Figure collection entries

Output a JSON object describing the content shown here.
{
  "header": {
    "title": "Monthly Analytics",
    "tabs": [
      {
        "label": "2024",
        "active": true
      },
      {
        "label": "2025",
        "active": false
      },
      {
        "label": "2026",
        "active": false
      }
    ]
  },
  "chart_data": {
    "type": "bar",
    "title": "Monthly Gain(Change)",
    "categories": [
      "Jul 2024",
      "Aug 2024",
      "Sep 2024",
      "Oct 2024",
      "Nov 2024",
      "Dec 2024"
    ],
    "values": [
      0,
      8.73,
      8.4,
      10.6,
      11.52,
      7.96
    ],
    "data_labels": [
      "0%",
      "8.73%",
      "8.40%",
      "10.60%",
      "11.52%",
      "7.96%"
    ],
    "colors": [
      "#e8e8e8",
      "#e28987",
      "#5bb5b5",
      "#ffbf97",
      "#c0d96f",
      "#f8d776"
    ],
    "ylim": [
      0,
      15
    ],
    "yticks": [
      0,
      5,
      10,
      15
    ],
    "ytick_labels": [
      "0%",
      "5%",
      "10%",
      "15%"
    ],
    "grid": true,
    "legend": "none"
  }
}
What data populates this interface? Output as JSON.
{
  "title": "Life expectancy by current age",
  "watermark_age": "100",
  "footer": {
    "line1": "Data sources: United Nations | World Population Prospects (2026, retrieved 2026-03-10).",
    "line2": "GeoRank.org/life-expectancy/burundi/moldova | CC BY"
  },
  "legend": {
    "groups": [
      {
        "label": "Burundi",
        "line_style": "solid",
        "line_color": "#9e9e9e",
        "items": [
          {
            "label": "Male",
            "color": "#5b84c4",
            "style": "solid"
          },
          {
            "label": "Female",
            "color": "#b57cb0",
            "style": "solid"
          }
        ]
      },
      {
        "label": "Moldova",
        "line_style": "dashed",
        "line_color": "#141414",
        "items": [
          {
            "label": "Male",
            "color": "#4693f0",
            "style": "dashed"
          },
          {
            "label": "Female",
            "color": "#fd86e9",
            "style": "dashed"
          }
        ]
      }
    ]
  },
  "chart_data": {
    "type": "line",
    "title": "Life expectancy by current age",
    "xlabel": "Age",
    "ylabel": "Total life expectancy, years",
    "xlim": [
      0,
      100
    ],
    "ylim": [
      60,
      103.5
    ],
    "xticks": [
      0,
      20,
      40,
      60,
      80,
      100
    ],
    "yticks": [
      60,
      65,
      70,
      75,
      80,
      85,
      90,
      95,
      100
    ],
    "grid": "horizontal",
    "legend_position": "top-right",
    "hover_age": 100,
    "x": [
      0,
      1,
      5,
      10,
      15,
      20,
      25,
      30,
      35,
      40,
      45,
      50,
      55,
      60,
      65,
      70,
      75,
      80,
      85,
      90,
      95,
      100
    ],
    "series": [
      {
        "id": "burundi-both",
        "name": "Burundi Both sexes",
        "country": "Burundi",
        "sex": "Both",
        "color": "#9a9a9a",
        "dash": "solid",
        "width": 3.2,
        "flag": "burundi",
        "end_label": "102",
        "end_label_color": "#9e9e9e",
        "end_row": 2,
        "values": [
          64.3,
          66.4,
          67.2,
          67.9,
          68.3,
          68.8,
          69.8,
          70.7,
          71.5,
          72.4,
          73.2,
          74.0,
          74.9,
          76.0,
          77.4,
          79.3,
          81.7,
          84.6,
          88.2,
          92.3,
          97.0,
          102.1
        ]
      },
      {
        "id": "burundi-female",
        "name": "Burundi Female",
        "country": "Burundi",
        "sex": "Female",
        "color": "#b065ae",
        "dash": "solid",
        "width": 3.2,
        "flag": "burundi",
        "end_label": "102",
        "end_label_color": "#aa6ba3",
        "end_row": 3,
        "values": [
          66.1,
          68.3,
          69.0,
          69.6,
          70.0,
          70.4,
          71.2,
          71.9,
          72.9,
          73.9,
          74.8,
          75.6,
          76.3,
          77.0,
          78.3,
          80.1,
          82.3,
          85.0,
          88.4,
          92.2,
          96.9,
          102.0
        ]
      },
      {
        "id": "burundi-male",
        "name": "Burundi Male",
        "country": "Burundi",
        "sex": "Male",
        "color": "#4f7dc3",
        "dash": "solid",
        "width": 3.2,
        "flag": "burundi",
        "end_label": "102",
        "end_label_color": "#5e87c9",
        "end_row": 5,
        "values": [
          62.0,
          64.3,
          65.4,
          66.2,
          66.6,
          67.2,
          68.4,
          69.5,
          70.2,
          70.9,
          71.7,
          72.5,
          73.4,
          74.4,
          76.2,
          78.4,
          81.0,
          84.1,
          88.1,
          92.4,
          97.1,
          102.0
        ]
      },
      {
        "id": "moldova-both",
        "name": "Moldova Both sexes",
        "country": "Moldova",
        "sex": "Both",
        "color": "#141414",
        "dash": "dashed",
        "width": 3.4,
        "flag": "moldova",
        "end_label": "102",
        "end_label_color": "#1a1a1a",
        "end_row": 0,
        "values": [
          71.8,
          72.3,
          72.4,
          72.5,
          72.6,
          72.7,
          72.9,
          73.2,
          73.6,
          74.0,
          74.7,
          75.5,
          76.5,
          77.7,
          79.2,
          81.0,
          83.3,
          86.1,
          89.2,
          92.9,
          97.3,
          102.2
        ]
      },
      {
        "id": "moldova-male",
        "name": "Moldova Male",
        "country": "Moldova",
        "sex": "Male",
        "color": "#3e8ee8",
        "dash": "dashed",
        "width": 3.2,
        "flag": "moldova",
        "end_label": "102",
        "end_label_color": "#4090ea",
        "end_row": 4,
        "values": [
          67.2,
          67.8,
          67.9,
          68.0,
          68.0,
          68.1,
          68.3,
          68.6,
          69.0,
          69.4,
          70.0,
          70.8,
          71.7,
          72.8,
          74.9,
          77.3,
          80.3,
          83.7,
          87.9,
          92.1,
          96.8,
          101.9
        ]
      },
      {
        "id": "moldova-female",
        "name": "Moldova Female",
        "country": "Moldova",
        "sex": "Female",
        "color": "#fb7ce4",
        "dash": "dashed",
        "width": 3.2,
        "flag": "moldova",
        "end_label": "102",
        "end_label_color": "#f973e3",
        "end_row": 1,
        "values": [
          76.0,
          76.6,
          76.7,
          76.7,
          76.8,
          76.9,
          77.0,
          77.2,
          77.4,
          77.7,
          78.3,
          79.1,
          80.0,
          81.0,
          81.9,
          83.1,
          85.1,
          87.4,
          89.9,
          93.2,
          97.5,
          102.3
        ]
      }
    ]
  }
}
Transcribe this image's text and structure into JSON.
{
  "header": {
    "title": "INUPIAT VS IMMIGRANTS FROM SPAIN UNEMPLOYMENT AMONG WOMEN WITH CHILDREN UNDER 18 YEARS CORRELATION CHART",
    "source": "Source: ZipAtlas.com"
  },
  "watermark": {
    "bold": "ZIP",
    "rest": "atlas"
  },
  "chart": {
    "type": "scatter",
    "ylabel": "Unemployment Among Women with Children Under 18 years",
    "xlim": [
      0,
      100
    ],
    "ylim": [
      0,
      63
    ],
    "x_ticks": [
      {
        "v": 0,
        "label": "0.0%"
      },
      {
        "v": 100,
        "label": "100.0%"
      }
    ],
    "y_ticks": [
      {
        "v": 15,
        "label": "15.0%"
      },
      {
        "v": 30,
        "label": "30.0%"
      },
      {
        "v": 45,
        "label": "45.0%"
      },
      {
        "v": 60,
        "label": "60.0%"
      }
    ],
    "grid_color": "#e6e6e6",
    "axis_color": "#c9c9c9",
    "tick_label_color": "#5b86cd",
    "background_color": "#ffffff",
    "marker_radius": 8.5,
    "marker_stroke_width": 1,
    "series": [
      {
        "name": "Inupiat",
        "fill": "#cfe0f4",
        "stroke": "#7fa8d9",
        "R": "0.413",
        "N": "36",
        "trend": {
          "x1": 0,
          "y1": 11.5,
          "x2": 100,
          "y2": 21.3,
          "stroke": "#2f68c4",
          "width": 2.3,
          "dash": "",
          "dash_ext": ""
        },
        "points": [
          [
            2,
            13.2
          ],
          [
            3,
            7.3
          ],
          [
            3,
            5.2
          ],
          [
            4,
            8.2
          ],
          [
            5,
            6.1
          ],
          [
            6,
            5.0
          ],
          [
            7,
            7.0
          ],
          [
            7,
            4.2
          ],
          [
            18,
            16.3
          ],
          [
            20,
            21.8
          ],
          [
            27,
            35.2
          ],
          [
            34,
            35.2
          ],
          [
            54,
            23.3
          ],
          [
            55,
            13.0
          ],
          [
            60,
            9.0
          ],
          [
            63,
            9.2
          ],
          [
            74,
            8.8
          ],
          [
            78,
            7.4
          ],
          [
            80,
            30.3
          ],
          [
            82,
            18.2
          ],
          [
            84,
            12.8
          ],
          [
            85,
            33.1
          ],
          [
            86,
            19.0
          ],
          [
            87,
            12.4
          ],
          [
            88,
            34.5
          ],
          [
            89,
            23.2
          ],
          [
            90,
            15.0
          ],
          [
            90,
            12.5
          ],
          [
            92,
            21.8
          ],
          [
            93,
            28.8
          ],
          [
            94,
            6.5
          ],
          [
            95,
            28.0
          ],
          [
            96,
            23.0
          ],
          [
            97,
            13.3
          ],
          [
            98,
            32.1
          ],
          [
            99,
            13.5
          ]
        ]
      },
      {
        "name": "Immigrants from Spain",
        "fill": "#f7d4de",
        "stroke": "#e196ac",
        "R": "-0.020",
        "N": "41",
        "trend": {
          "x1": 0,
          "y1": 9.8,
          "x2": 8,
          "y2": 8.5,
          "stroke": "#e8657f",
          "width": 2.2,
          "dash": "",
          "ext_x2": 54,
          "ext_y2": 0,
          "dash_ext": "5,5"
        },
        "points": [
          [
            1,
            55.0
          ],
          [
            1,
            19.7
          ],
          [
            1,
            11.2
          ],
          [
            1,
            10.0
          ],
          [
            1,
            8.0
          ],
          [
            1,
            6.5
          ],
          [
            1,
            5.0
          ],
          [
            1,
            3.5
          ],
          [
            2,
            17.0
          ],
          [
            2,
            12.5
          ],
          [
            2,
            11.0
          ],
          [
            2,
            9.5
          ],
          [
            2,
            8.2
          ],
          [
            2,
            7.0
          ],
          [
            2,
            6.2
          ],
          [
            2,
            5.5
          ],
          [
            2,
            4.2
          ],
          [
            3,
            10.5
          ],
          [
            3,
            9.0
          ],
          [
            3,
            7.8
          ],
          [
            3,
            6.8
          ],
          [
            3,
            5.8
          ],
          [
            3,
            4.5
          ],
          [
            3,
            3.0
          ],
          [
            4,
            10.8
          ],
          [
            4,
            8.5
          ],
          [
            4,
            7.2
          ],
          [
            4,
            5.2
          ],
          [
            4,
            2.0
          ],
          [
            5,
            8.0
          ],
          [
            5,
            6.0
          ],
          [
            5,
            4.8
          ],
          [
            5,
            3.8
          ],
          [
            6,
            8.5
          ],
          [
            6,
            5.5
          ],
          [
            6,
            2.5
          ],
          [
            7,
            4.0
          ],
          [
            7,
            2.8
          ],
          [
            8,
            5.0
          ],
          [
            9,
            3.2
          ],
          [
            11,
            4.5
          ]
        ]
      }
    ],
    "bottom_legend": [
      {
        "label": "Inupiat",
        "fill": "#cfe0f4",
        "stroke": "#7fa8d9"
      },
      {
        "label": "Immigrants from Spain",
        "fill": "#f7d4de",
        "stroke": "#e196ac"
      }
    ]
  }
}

- **CHALLENGE**:
Each line in the data that holds the string "title" should be found and copied.

- **ANSWER FOR THE TASK**:
    "title": "Monthly Analytics",
    "title": "Monthly Gain(Change)",
  "title": "Life expectancy by current age",
    "title": "Life expectancy by current age",
    "title": "INUPIAT VS IMMIGRANTS FROM SPAIN UNEMPLOYMENT AMONG WOMEN WITH CHILDREN UNDER 18 YEARS CORRELATION CHART",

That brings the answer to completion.